#### Problem details
Pull each line containing "name" out of the data and copy it.

#### Record excerpts
——————
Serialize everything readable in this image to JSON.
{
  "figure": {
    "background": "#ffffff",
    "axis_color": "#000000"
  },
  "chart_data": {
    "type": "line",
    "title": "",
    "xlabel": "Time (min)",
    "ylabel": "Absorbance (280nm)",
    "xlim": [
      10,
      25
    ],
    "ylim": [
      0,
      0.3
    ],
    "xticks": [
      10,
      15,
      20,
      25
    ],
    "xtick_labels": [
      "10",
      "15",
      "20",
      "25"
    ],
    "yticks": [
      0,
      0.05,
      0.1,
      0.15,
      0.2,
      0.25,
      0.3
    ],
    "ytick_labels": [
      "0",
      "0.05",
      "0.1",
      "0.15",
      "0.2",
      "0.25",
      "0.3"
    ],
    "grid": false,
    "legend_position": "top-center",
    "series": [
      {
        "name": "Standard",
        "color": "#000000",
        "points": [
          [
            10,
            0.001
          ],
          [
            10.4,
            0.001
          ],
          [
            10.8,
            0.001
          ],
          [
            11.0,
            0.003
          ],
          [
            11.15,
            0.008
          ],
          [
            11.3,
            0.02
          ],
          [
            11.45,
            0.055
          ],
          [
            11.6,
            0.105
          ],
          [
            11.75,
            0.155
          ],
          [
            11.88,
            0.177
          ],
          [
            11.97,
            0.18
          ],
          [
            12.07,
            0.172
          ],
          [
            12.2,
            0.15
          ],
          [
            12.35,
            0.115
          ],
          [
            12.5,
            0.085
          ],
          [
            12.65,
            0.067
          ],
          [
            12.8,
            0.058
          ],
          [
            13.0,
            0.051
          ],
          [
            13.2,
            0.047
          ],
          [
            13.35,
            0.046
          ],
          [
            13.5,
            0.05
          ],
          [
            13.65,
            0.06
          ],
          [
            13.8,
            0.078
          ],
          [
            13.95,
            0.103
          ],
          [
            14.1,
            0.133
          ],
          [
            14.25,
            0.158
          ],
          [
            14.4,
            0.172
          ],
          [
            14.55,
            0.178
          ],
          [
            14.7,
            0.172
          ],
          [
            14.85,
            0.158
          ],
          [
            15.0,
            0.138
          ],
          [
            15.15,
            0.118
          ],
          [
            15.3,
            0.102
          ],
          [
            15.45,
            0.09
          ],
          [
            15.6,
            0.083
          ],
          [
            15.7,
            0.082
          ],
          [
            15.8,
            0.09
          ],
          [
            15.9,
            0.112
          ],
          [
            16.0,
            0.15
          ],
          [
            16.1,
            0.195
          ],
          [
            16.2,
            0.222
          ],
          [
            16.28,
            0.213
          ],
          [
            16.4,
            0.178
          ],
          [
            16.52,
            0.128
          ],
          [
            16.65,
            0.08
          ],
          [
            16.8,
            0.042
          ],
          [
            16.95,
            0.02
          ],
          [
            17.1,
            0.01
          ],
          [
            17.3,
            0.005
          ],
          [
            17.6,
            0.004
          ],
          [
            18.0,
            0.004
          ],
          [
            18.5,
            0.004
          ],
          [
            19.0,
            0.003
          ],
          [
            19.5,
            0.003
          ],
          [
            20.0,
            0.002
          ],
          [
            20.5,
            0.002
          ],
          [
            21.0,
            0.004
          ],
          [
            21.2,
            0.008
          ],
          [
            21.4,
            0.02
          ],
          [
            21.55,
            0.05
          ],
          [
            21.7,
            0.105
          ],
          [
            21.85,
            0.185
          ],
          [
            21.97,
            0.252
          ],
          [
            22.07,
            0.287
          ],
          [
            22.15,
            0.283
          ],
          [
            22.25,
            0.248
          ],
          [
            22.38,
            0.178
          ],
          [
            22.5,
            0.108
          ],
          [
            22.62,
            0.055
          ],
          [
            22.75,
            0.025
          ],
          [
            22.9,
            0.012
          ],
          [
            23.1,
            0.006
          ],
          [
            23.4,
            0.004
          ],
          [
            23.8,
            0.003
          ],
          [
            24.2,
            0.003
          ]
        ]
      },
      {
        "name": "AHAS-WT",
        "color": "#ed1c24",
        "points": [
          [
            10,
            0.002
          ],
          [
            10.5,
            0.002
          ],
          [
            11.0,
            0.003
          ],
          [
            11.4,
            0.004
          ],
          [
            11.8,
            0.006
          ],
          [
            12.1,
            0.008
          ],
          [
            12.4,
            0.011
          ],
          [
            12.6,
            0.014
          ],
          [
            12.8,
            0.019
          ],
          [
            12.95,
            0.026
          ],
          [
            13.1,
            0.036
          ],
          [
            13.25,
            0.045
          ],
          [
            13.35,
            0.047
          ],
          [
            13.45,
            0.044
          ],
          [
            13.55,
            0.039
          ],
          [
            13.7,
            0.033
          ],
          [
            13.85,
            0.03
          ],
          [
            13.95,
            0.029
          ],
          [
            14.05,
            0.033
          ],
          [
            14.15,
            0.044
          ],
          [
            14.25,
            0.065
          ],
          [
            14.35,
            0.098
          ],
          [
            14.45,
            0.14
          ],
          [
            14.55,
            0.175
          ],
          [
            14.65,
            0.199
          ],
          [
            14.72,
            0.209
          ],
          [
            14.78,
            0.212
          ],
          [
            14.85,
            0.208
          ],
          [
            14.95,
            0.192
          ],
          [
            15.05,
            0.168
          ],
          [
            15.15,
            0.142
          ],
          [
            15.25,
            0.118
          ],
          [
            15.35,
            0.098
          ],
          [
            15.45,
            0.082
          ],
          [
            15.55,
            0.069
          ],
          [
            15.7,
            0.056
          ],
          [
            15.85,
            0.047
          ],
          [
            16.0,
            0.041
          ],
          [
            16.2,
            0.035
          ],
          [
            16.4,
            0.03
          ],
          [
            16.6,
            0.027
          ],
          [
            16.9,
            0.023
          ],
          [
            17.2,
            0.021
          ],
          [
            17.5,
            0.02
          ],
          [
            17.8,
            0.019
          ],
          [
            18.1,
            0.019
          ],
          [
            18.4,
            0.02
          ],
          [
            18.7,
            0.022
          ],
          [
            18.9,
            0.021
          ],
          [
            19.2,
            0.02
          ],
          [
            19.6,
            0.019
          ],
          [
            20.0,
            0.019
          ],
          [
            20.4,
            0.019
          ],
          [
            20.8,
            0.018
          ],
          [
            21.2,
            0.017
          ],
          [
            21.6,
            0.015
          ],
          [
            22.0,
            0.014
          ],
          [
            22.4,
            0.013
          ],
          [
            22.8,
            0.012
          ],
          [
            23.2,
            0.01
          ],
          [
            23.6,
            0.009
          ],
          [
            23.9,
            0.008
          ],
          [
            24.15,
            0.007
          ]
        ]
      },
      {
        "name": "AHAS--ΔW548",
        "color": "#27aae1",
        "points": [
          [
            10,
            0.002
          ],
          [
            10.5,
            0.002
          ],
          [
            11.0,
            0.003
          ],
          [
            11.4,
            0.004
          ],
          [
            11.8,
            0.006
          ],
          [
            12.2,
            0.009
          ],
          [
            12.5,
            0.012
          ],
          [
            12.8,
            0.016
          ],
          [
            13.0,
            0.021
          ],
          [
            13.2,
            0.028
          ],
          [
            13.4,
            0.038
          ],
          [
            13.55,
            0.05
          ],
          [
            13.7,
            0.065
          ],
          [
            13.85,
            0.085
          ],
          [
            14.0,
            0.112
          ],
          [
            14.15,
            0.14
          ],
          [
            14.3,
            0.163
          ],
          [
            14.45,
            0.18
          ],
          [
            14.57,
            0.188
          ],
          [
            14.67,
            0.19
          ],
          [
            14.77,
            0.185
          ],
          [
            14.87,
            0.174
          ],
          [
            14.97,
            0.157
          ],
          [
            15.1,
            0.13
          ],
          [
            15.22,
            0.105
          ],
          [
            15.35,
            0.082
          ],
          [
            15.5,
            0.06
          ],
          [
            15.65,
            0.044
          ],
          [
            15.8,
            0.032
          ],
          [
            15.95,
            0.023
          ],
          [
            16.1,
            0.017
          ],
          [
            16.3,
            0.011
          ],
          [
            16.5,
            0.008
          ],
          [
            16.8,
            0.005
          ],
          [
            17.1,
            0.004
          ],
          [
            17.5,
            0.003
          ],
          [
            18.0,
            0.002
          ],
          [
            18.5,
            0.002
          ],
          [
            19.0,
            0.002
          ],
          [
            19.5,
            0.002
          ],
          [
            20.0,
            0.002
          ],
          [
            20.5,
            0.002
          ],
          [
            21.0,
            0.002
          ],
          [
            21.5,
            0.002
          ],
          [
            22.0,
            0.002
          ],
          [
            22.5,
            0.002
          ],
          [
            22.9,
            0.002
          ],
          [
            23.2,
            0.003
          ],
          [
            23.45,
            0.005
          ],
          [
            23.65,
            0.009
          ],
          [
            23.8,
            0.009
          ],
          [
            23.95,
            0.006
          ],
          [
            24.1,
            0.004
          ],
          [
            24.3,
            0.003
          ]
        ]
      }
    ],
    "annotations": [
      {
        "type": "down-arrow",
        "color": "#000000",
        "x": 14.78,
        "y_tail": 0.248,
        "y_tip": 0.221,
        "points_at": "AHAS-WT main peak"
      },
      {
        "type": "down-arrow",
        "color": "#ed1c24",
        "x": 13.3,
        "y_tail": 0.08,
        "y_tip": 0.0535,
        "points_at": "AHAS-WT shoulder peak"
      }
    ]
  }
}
——————
#### Output
        "name": "Standard",
        "name": "AHAS-WT",
        "name": "AHAS--ΔW548",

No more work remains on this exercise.